■ What to work on ■
Check every line below for the string "weight", and copy the lines that contain it.

Entries taken from a collection
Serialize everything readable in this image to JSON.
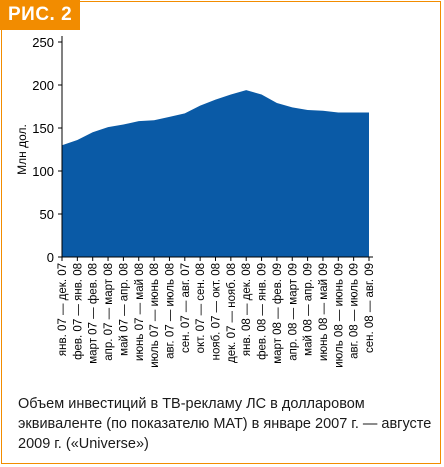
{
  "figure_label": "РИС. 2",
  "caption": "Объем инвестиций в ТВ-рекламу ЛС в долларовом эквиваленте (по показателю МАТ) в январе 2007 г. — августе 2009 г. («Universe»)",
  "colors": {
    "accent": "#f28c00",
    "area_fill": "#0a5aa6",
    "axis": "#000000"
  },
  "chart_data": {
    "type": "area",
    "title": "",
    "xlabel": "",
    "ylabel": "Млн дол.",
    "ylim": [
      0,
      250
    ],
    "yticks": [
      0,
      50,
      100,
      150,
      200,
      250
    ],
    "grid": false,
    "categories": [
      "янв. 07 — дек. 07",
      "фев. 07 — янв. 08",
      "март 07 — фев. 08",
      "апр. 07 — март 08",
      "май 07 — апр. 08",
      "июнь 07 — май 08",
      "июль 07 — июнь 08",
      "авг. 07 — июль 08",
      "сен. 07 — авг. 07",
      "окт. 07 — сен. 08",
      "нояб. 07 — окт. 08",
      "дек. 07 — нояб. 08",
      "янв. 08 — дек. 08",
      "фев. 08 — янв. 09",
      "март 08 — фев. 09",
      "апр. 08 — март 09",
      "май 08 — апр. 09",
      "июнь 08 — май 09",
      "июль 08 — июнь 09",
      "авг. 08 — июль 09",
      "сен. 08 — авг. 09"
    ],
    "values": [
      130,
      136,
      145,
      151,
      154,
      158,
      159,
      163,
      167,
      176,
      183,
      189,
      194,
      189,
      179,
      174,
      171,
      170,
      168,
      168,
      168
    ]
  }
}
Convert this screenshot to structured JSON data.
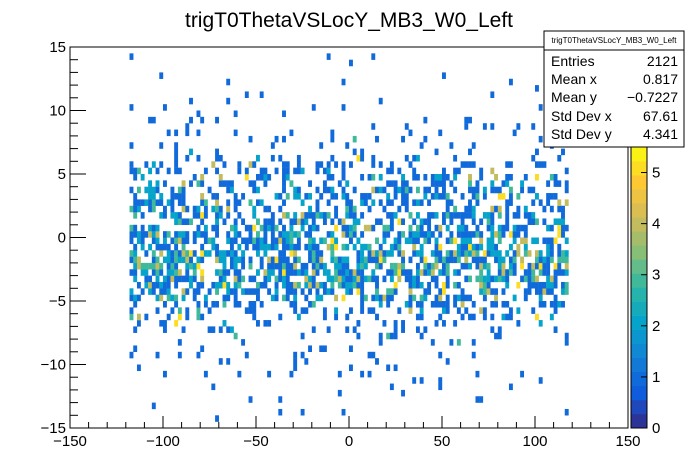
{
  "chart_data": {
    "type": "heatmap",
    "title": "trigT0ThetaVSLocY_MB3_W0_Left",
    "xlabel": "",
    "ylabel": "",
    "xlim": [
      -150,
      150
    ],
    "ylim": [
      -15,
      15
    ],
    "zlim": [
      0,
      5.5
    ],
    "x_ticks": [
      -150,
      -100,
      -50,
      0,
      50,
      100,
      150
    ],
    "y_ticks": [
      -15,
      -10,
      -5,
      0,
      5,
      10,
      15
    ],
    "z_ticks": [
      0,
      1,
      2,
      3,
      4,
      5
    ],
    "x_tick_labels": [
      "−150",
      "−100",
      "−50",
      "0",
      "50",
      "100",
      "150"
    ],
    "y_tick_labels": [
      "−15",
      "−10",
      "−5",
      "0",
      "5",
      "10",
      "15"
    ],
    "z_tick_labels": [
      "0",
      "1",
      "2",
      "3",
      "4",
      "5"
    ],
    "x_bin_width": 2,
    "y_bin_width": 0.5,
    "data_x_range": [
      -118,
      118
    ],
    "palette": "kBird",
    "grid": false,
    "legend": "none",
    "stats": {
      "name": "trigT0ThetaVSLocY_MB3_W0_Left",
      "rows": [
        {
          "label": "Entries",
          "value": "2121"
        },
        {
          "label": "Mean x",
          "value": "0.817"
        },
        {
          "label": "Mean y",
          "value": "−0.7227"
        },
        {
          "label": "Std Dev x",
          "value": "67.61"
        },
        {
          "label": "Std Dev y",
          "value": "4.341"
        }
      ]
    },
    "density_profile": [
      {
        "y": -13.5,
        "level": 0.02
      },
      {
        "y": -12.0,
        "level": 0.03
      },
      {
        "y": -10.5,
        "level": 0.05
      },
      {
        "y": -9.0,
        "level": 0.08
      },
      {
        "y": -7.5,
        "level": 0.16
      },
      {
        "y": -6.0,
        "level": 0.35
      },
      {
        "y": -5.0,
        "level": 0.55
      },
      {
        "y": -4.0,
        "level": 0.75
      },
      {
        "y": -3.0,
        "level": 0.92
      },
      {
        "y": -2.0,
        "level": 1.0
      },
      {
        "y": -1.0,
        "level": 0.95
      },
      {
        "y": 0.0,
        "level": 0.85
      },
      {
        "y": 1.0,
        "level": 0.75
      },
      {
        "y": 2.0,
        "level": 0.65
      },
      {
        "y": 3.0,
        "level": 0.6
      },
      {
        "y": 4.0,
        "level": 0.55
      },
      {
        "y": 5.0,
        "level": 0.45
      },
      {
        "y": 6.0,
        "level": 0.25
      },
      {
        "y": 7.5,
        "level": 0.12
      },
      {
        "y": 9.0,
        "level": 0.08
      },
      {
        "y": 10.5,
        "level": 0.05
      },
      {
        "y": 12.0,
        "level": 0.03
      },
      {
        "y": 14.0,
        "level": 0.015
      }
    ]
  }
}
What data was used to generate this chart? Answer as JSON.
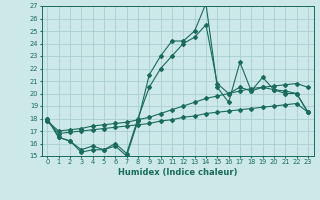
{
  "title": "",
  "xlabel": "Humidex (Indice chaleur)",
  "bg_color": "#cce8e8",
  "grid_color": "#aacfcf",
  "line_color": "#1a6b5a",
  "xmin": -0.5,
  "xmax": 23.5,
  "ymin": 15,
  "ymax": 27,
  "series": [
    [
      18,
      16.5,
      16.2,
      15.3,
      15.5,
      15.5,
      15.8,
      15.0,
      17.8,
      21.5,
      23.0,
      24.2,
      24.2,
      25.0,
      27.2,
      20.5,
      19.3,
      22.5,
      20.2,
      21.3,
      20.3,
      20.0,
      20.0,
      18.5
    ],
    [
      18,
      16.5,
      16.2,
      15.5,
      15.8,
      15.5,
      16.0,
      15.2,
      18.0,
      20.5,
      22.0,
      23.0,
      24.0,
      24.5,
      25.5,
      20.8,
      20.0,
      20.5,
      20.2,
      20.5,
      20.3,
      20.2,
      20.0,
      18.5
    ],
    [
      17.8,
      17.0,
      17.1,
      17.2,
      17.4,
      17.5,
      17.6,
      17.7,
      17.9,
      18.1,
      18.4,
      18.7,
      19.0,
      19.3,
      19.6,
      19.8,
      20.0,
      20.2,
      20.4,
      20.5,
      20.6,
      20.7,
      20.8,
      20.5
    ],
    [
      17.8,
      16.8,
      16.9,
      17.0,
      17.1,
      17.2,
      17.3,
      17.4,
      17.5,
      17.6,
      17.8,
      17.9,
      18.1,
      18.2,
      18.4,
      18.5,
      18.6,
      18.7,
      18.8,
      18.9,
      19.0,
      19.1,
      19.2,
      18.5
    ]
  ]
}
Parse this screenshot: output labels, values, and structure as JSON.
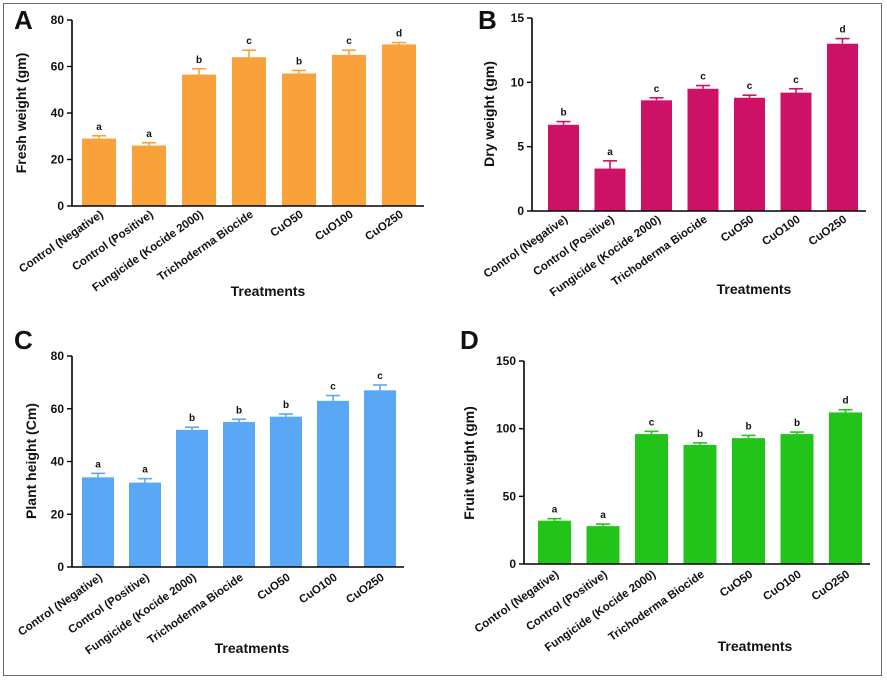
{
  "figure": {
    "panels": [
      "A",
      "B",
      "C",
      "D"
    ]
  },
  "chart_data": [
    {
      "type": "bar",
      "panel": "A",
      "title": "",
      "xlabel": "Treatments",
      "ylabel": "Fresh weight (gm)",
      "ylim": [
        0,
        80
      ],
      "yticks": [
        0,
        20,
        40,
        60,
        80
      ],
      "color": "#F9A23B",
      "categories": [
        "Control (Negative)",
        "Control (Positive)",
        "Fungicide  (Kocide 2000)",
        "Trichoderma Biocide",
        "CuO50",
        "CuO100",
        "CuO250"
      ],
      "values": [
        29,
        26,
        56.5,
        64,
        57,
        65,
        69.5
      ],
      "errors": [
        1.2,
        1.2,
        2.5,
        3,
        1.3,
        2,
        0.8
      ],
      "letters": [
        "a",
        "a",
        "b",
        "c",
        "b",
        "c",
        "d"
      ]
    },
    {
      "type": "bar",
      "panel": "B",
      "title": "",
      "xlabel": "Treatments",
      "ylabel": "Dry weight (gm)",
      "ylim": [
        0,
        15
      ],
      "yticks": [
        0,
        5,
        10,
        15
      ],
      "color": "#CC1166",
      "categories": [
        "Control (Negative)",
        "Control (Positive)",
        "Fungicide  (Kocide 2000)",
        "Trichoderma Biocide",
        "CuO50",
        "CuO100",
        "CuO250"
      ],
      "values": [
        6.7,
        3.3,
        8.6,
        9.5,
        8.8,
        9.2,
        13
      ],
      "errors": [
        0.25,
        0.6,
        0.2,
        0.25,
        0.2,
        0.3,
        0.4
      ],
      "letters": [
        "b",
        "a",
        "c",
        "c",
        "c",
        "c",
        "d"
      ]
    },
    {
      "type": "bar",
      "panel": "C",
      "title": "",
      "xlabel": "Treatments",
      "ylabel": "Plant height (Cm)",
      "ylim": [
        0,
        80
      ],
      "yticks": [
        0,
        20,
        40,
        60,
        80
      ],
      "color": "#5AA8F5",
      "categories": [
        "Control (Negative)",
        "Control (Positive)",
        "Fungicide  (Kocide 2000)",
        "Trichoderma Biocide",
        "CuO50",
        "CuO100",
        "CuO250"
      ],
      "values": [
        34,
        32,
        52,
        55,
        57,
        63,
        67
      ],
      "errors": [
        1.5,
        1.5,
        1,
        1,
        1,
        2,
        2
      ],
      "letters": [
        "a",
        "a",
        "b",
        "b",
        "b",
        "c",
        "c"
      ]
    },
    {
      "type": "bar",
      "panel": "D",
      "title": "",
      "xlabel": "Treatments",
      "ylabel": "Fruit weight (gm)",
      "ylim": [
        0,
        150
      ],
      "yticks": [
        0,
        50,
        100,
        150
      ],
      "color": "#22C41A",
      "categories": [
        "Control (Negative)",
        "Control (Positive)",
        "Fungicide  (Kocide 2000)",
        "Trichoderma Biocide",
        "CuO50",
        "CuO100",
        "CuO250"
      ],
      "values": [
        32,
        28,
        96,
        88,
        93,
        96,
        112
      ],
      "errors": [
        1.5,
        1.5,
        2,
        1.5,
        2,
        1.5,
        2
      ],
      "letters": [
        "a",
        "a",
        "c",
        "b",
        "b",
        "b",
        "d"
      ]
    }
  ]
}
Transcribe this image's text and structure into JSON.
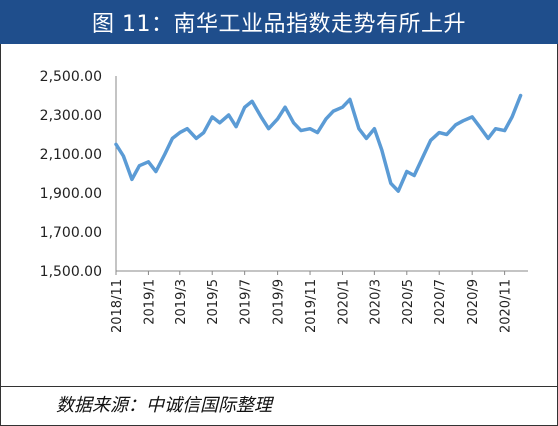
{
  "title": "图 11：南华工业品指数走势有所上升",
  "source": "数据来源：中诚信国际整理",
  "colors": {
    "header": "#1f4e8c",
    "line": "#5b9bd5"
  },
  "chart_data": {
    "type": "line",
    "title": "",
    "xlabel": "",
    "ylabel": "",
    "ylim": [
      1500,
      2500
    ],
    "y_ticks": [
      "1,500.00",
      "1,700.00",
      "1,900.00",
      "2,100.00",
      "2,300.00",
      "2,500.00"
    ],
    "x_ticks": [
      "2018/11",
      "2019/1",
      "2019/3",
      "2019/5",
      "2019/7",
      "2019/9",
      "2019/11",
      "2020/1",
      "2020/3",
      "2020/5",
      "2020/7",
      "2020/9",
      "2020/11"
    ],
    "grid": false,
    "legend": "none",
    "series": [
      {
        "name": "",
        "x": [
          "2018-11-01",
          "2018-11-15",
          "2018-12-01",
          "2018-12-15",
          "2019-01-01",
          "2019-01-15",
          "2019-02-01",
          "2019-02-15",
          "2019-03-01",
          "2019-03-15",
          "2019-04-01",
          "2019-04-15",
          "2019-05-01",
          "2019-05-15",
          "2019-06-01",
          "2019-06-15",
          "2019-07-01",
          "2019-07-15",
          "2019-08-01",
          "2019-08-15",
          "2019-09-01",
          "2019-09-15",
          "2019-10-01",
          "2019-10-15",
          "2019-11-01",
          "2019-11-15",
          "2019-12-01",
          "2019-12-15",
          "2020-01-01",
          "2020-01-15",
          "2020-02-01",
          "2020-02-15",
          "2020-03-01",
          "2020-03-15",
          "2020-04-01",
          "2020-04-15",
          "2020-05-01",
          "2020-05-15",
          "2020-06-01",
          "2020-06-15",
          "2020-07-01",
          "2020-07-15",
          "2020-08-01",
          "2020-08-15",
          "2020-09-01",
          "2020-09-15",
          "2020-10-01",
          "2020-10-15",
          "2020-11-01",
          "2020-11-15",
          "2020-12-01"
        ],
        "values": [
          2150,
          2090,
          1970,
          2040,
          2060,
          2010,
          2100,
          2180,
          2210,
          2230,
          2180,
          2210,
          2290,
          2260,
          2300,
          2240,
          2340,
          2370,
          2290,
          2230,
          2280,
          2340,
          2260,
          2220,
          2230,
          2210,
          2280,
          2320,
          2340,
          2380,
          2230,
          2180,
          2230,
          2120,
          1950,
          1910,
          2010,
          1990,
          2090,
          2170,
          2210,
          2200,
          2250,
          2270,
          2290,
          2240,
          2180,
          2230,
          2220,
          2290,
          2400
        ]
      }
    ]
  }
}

■ Solution to the exercise ■
      "ylabel": "Fresh weight (gm)",
      "ylabel": "Dry weight (gm)",
      "ylabel": "Fruit weight (gm)",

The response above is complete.